* **Objective**
Each line in the entries below that holds the string "purple" is to be listed.

* **Listing**
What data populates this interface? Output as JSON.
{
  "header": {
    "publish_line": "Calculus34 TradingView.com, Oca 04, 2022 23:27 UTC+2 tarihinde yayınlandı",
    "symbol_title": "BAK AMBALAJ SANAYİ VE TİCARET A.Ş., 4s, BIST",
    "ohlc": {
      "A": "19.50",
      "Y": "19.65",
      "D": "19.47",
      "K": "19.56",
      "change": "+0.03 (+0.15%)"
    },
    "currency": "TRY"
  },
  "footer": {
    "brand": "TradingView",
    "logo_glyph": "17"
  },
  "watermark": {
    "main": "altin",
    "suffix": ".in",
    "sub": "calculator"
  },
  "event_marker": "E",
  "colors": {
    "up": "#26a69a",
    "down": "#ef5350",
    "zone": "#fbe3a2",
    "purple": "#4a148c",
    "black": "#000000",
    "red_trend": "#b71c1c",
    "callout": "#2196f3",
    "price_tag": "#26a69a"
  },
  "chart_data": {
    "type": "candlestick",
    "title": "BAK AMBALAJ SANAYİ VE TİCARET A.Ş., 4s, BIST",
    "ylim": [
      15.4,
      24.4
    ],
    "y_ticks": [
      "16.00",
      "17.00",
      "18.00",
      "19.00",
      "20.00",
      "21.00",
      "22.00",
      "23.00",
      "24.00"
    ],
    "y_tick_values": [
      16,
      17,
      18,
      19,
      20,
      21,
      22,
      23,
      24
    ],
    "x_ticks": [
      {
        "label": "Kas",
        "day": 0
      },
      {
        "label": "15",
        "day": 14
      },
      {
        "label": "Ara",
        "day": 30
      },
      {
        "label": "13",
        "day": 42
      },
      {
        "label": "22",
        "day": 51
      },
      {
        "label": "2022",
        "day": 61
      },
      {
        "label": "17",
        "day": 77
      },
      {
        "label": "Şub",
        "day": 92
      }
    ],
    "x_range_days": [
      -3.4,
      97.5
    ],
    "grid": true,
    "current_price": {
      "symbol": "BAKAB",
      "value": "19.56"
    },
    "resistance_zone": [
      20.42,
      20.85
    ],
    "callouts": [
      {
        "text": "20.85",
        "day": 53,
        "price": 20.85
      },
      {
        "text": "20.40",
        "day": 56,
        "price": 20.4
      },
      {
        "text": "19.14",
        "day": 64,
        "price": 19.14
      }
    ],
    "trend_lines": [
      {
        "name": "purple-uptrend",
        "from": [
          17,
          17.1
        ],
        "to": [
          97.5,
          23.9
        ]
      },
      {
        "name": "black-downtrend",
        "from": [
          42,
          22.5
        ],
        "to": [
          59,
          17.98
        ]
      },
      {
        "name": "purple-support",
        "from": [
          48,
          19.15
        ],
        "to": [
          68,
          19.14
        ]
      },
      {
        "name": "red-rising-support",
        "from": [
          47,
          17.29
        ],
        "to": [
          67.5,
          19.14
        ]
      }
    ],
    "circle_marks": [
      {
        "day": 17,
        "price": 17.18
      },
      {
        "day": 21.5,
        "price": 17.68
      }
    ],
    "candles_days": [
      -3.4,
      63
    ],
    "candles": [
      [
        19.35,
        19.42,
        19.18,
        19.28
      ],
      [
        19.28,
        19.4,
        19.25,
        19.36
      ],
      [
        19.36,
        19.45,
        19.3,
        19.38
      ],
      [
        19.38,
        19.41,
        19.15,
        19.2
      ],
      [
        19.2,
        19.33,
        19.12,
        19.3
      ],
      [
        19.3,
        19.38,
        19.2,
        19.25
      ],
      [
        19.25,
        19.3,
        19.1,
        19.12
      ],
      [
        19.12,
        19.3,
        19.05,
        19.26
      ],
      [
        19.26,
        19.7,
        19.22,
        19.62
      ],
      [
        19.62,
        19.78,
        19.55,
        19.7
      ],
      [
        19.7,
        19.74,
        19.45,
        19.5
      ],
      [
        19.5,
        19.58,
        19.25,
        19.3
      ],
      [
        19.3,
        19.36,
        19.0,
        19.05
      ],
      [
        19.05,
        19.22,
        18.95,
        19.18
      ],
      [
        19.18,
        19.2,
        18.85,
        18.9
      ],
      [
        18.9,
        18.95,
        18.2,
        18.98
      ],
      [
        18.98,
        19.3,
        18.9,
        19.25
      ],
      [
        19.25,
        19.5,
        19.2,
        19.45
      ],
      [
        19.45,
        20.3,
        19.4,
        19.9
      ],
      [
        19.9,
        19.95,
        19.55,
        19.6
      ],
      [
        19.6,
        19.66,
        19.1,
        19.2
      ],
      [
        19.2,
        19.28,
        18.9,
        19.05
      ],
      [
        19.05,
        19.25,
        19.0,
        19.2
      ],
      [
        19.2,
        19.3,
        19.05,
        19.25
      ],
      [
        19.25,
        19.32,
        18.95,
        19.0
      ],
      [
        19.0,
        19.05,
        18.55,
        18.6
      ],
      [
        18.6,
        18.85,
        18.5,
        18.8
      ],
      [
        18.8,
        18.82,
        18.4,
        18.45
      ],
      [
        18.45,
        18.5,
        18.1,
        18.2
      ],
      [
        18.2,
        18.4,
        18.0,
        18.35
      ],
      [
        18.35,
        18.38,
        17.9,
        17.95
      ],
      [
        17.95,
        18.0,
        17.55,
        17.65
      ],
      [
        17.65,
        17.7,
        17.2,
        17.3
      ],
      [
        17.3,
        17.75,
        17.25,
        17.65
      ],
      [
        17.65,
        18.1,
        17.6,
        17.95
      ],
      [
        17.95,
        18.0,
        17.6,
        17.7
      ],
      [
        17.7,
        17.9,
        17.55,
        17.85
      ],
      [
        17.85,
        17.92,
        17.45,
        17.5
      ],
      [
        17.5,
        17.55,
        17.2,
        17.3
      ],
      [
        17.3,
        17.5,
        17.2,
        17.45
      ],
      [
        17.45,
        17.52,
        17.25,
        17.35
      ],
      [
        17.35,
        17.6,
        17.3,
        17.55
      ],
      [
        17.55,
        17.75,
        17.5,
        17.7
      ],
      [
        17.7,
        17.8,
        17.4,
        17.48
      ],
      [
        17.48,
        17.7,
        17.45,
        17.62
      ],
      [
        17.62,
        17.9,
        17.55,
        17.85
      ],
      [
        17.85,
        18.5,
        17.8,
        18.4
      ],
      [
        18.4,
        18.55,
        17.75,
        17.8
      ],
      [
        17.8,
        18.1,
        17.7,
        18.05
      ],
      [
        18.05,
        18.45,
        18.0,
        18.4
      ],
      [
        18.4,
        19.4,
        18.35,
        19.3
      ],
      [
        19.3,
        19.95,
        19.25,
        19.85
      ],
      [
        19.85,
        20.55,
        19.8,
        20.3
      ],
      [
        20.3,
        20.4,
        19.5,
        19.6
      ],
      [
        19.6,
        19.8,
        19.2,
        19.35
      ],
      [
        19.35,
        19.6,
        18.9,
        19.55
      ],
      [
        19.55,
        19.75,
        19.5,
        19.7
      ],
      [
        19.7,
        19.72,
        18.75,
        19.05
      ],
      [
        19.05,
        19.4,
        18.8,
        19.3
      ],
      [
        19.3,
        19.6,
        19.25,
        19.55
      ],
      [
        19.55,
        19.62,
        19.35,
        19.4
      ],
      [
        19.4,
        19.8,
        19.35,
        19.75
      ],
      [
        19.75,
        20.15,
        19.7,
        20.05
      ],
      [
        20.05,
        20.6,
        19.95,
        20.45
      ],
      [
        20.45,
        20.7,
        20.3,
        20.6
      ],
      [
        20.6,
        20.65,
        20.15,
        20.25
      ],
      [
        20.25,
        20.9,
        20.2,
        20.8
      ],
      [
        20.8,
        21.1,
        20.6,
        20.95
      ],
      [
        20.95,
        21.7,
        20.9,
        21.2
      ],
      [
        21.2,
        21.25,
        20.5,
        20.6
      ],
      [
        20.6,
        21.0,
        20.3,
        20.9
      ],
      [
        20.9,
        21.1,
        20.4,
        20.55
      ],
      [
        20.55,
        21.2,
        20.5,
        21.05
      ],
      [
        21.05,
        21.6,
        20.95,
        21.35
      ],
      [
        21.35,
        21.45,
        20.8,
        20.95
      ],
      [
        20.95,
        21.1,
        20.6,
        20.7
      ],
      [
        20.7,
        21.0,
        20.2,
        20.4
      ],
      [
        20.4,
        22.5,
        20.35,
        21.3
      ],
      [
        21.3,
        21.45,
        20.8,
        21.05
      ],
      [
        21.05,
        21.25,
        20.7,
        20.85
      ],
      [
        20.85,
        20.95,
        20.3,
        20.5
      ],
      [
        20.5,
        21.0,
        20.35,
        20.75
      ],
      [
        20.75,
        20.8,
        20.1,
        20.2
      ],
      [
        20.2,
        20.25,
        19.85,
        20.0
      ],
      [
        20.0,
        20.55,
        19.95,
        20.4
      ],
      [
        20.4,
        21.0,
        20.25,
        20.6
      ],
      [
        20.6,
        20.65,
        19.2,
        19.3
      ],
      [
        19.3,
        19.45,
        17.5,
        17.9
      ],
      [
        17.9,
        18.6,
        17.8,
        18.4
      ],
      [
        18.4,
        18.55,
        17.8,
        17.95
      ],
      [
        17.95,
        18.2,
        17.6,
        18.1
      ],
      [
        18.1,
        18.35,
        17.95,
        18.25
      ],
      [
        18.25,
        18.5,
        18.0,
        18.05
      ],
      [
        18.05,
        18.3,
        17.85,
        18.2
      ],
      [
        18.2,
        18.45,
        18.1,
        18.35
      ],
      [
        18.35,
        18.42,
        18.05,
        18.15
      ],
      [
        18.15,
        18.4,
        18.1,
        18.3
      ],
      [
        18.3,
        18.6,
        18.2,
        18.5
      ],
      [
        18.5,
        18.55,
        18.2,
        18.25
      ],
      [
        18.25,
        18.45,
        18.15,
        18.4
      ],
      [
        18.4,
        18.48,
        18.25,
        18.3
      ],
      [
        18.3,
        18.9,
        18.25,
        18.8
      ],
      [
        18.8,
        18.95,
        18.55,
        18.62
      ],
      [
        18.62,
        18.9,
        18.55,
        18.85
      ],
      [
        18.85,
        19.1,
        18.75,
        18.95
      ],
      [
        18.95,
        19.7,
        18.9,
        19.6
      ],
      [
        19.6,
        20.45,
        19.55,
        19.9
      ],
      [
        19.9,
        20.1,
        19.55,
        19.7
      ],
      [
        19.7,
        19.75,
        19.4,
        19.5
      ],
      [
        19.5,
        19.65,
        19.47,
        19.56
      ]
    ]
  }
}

* **Exercise answer**
    "purple": "#4a148c",
        "name": "purple-uptrend",
        "name": "purple-support",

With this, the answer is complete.